* GIVEN REQUEST:
Extract the text of every entry below exactly; leave images out.

* STORED ROWS:
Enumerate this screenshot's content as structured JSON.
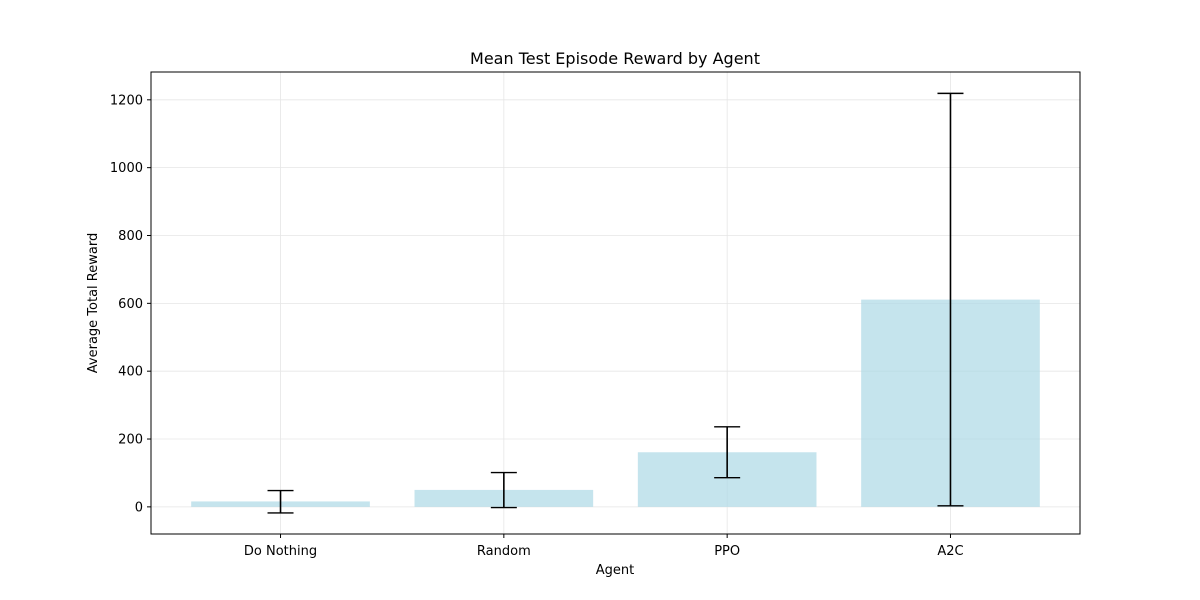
{
  "chart_data": {
    "type": "bar",
    "title": "Mean Test Episode Reward by Agent",
    "xlabel": "Agent",
    "ylabel": "Average Total Reward",
    "categories": [
      "Do Nothing",
      "Random",
      "PPO",
      "A2C"
    ],
    "values": [
      16,
      50,
      161,
      611
    ],
    "error_low": [
      -18,
      -2,
      86,
      3
    ],
    "error_high": [
      48,
      101,
      236,
      1219
    ],
    "ylim": [
      -80,
      1282
    ],
    "yticks": [
      0,
      200,
      400,
      600,
      800,
      1000,
      1200
    ],
    "grid": true,
    "colors": {
      "bar": "#add8e6",
      "error": "#000000",
      "grid": "#e6e6e6",
      "axis": "#000000"
    }
  }
}
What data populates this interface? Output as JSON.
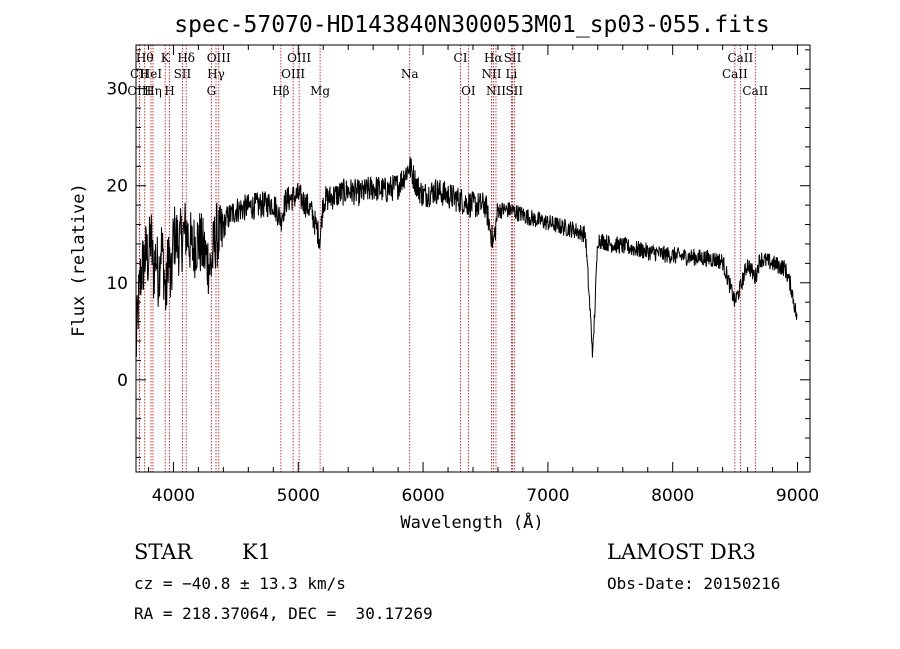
{
  "chart_data": {
    "type": "line",
    "title": "spec-57070-HD143840N300053M01_sp03-055.fits",
    "xlabel": "Wavelength (Å)",
    "ylabel": "Flux (relative)",
    "xlim": [
      3700,
      9100
    ],
    "ylim": [
      -9.5,
      34.5
    ],
    "xticks": [
      4000,
      5000,
      6000,
      7000,
      8000,
      9000
    ],
    "yticks": [
      0,
      10,
      20,
      30
    ],
    "series": [
      {
        "name": "flux",
        "color": "#000000",
        "x": [
          3700,
          3720,
          3740,
          3760,
          3780,
          3800,
          3820,
          3840,
          3860,
          3880,
          3900,
          3920,
          3940,
          3960,
          3980,
          4000,
          4050,
          4100,
          4150,
          4200,
          4250,
          4300,
          4340,
          4380,
          4420,
          4500,
          4600,
          4700,
          4800,
          4861,
          4900,
          5000,
          5100,
          5175,
          5200,
          5300,
          5400,
          5500,
          5600,
          5700,
          5800,
          5893,
          5950,
          6000,
          6100,
          6200,
          6300,
          6400,
          6500,
          6563,
          6600,
          6700,
          6800,
          6900,
          7000,
          7100,
          7200,
          7300,
          7360,
          7400,
          7500,
          7600,
          7700,
          7800,
          7900,
          8000,
          8100,
          8200,
          8300,
          8400,
          8498,
          8542,
          8600,
          8662,
          8700,
          8800,
          8900,
          8950,
          9000
        ],
        "values": [
          3.0,
          8.0,
          11.0,
          12.0,
          13.0,
          12.5,
          15.0,
          11.0,
          13.0,
          10.5,
          14.0,
          12.0,
          8.0,
          14.0,
          9.0,
          15.0,
          14.0,
          15.5,
          13.5,
          14.5,
          13.0,
          11.5,
          15.0,
          14.5,
          16.5,
          17.5,
          17.8,
          18.0,
          18.2,
          16.5,
          18.5,
          19.0,
          17.5,
          14.5,
          18.5,
          19.0,
          19.5,
          19.2,
          19.8,
          19.5,
          20.0,
          22.0,
          20.0,
          19.0,
          19.5,
          19.0,
          18.5,
          18.0,
          18.0,
          14.0,
          17.5,
          17.5,
          17.0,
          16.5,
          16.2,
          15.8,
          15.5,
          15.0,
          2.5,
          14.5,
          14.0,
          13.8,
          13.5,
          13.2,
          13.0,
          12.8,
          12.7,
          12.6,
          12.5,
          12.2,
          8.0,
          9.5,
          12.0,
          10.5,
          12.5,
          12.0,
          11.5,
          9.5,
          6.0
        ]
      }
    ],
    "lines": [
      {
        "label": "CII",
        "wave": 3727,
        "row": 2
      },
      {
        "label": "OIII",
        "wave": 3727,
        "row": 3
      },
      {
        "label": "Hθ",
        "wave": 3770,
        "row": 1
      },
      {
        "label": "Hη",
        "wave": 3836,
        "row": 3
      },
      {
        "label": "HeI",
        "wave": 3820,
        "row": 2
      },
      {
        "label": "K",
        "wave": 3934,
        "row": 1
      },
      {
        "label": "H",
        "wave": 3969,
        "row": 3
      },
      {
        "label": "SII",
        "wave": 4072,
        "row": 2
      },
      {
        "label": "Hδ",
        "wave": 4102,
        "row": 1
      },
      {
        "label": "G",
        "wave": 4304,
        "row": 3
      },
      {
        "label": "OIII",
        "wave": 4363,
        "row": 1
      },
      {
        "label": "Hγ",
        "wave": 4341,
        "row": 2
      },
      {
        "label": "Hβ",
        "wave": 4861,
        "row": 3
      },
      {
        "label": "OIII",
        "wave": 4959,
        "row": 2
      },
      {
        "label": "OIII",
        "wave": 5007,
        "row": 1
      },
      {
        "label": "Mg",
        "wave": 5175,
        "row": 3
      },
      {
        "label": "Na",
        "wave": 5893,
        "row": 2
      },
      {
        "label": "CI",
        "wave": 6300,
        "row": 1
      },
      {
        "label": "OI",
        "wave": 6363,
        "row": 3
      },
      {
        "label": "Hα",
        "wave": 6563,
        "row": 1
      },
      {
        "label": "NII",
        "wave": 6548,
        "row": 2
      },
      {
        "label": "NII",
        "wave": 6584,
        "row": 3
      },
      {
        "label": "SII",
        "wave": 6717,
        "row": 1
      },
      {
        "label": "Li",
        "wave": 6708,
        "row": 2
      },
      {
        "label": "SII",
        "wave": 6731,
        "row": 3
      },
      {
        "label": "CaII",
        "wave": 8498,
        "row": 2
      },
      {
        "label": "CaII",
        "wave": 8542,
        "row": 1
      },
      {
        "label": "CaII",
        "wave": 8662,
        "row": 3
      }
    ],
    "line_color": "#cc0000"
  },
  "info": {
    "object_class": "STAR",
    "subclass": "K1",
    "survey": "LAMOST DR3",
    "cz": "cz = −40.8 ± 13.3 km/s",
    "obs_date": "Obs-Date: 20150216",
    "coords": "RA = 218.37064, DEC =  30.17269"
  }
}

* THE SOLUTION:
Enumerate this screenshot's content as structured JSON.
{
  "chart_data": {
    "type": "bar",
    "title": "Mean Test Episode Reward by Agent",
    "xlabel": "Agent",
    "ylabel": "Average Total Reward",
    "categories": [
      "Do Nothing",
      "Random",
      "PPO",
      "A2C"
    ],
    "values": [
      16,
      50,
      161,
      611
    ],
    "error_low": [
      -18,
      -2,
      86,
      3
    ],
    "error_high": [
      48,
      101,
      236,
      1219
    ],
    "ylim": [
      -80,
      1282
    ],
    "yticks": [
      0,
      200,
      400,
      600,
      800,
      1000,
      1200
    ],
    "grid": true,
    "colors": {
      "bar": "#add8e6",
      "error": "#000000",
      "grid": "#e6e6e6",
      "axis": "#000000"
    }
  }
}
What data populates this interface? Output as JSON.
{
  "chart_data": {
    "type": "line",
    "title": "spec-57070-HD143840N300053M01_sp03-055.fits",
    "xlabel": "Wavelength (Å)",
    "ylabel": "Flux (relative)",
    "xlim": [
      3700,
      9100
    ],
    "ylim": [
      -9.5,
      34.5
    ],
    "xticks": [
      4000,
      5000,
      6000,
      7000,
      8000,
      9000
    ],
    "yticks": [
      0,
      10,
      20,
      30
    ],
    "series": [
      {
        "name": "flux",
        "color": "#000000",
        "x": [
          3700,
          3720,
          3740,
          3760,
          3780,
          3800,
          3820,
          3840,
          3860,
          3880,
          3900,
          3920,
          3940,
          3960,
          3980,
          4000,
          4050,
          4100,
          4150,
          4200,
          4250,
          4300,
          4340,
          4380,
          4420,
          4500,
          4600,
          4700,
          4800,
          4861,
          4900,
          5000,
          5100,
          5175,
          5200,
          5300,
          5400,
          5500,
          5600,
          5700,
          5800,
          5893,
          5950,
          6000,
          6100,
          6200,
          6300,
          6400,
          6500,
          6563,
          6600,
          6700,
          6800,
          6900,
          7000,
          7100,
          7200,
          7300,
          7360,
          7400,
          7500,
          7600,
          7700,
          7800,
          7900,
          8000,
          8100,
          8200,
          8300,
          8400,
          8498,
          8542,
          8600,
          8662,
          8700,
          8800,
          8900,
          8950,
          9000
        ],
        "values": [
          3.0,
          8.0,
          11.0,
          12.0,
          13.0,
          12.5,
          15.0,
          11.0,
          13.0,
          10.5,
          14.0,
          12.0,
          8.0,
          14.0,
          9.0,
          15.0,
          14.0,
          15.5,
          13.5,
          14.5,
          13.0,
          11.5,
          15.0,
          14.5,
          16.5,
          17.5,
          17.8,
          18.0,
          18.2,
          16.5,
          18.5,
          19.0,
          17.5,
          14.5,
          18.5,
          19.0,
          19.5,
          19.2,
          19.8,
          19.5,
          20.0,
          22.0,
          20.0,
          19.0,
          19.5,
          19.0,
          18.5,
          18.0,
          18.0,
          14.0,
          17.5,
          17.5,
          17.0,
          16.5,
          16.2,
          15.8,
          15.5,
          15.0,
          2.5,
          14.5,
          14.0,
          13.8,
          13.5,
          13.2,
          13.0,
          12.8,
          12.7,
          12.6,
          12.5,
          12.2,
          8.0,
          9.5,
          12.0,
          10.5,
          12.5,
          12.0,
          11.5,
          9.5,
          6.0
        ]
      }
    ],
    "lines": [
      {
        "label": "CII",
        "wave": 3727,
        "row": 2
      },
      {
        "label": "OIII",
        "wave": 3727,
        "row": 3
      },
      {
        "label": "Hθ",
        "wave": 3770,
        "row": 1
      },
      {
        "label": "Hη",
        "wave": 3836,
        "row": 3
      },
      {
        "label": "HeI",
        "wave": 3820,
        "row": 2
      },
      {
        "label": "K",
        "wave": 3934,
        "row": 1
      },
      {
        "label": "H",
        "wave": 3969,
        "row": 3
      },
      {
        "label": "SII",
        "wave": 4072,
        "row": 2
      },
      {
        "label": "Hδ",
        "wave": 4102,
        "row": 1
      },
      {
        "label": "G",
        "wave": 4304,
        "row": 3
      },
      {
        "label": "OIII",
        "wave": 4363,
        "row": 1
      },
      {
        "label": "Hγ",
        "wave": 4341,
        "row": 2
      },
      {
        "label": "Hβ",
        "wave": 4861,
        "row": 3
      },
      {
        "label": "OIII",
        "wave": 4959,
        "row": 2
      },
      {
        "label": "OIII",
        "wave": 5007,
        "row": 1
      },
      {
        "label": "Mg",
        "wave": 5175,
        "row": 3
      },
      {
        "label": "Na",
        "wave": 5893,
        "row": 2
      },
      {
        "label": "CI",
        "wave": 6300,
        "row": 1
      },
      {
        "label": "OI",
        "wave": 6363,
        "row": 3
      },
      {
        "label": "Hα",
        "wave": 6563,
        "row": 1
      },
      {
        "label": "NII",
        "wave": 6548,
        "row": 2
      },
      {
        "label": "NII",
        "wave": 6584,
        "row": 3
      },
      {
        "label": "SII",
        "wave": 6717,
        "row": 1
      },
      {
        "label": "Li",
        "wave": 6708,
        "row": 2
      },
      {
        "label": "SII",
        "wave": 6731,
        "row": 3
      },
      {
        "label": "CaII",
        "wave": 8498,
        "row": 2
      },
      {
        "label": "CaII",
        "wave": 8542,
        "row": 1
      },
      {
        "label": "CaII",
        "wave": 8662,
        "row": 3
      }
    ],
    "line_color": "#cc0000"
  },
  "info": {
    "object_class": "STAR",
    "subclass": "K1",
    "survey": "LAMOST DR3",
    "cz": "cz = −40.8 ± 13.3 km/s",
    "obs_date": "Obs-Date: 20150216",
    "coords": "RA = 218.37064, DEC =  30.17269"
  }
}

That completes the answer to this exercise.